*Stated goal:* Repeat the full listing, word for word.

^^^^^^^^

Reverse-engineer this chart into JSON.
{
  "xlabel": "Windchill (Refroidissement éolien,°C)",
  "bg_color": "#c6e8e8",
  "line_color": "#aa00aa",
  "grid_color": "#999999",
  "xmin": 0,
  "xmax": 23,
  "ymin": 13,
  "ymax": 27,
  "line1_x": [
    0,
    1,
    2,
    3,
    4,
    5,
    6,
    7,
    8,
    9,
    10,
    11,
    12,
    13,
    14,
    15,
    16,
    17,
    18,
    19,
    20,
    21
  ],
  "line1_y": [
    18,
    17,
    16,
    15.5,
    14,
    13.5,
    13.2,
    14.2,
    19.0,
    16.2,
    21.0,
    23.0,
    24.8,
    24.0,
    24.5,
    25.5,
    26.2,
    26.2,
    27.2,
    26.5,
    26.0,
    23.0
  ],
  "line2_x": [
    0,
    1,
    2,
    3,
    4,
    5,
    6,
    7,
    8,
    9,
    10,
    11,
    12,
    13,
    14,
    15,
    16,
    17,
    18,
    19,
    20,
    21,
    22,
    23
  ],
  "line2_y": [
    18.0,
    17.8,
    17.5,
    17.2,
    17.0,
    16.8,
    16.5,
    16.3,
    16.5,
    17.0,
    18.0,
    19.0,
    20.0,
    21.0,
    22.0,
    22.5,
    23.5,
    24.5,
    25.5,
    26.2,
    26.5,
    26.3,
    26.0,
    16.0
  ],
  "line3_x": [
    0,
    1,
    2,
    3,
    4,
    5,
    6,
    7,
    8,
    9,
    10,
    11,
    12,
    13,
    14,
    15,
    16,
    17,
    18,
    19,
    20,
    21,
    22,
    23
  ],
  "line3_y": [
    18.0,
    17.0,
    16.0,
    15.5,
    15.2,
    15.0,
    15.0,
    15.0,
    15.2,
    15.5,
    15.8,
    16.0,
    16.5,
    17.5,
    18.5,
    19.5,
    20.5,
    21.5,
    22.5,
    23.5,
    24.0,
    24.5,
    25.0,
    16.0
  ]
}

^^^^^^^^

*Solution below:*
Reverse-engineer this chart into JSON.
{
  "xlabel": "Windchill (Refroidissement éolien,°C)",
  "bg_color": "#c6e8e8",
  "line_color": "#aa00aa",
  "grid_color": "#999999",
  "xmin": 0,
  "xmax": 23,
  "ymin": 13,
  "ymax": 27,
  "line1_x": [
    0,
    1,
    2,
    3,
    4,
    5,
    6,
    7,
    8,
    9,
    10,
    11,
    12,
    13,
    14,
    15,
    16,
    17,
    18,
    19,
    20,
    21
  ],
  "line1_y": [
    18,
    17,
    16,
    15.5,
    14,
    13.5,
    13.2,
    14.2,
    19.0,
    16.2,
    21.0,
    23.0,
    24.8,
    24.0,
    24.5,
    25.5,
    26.2,
    26.2,
    27.2,
    26.5,
    26.0,
    23.0
  ],
  "line2_x": [
    0,
    1,
    2,
    3,
    4,
    5,
    6,
    7,
    8,
    9,
    10,
    11,
    12,
    13,
    14,
    15,
    16,
    17,
    18,
    19,
    20,
    21,
    22,
    23
  ],
  "line2_y": [
    18.0,
    17.8,
    17.5,
    17.2,
    17.0,
    16.8,
    16.5,
    16.3,
    16.5,
    17.0,
    18.0,
    19.0,
    20.0,
    21.0,
    22.0,
    22.5,
    23.5,
    24.5,
    25.5,
    26.2,
    26.5,
    26.3,
    26.0,
    16.0
  ],
  "line3_x": [
    0,
    1,
    2,
    3,
    4,
    5,
    6,
    7,
    8,
    9,
    10,
    11,
    12,
    13,
    14,
    15,
    16,
    17,
    18,
    19,
    20,
    21,
    22,
    23
  ],
  "line3_y": [
    18.0,
    17.0,
    16.0,
    15.5,
    15.2,
    15.0,
    15.0,
    15.0,
    15.2,
    15.5,
    15.8,
    16.0,
    16.5,
    17.5,
    18.5,
    19.5,
    20.5,
    21.5,
    22.5,
    23.5,
    24.0,
    24.5,
    25.0,
    16.0
  ]
}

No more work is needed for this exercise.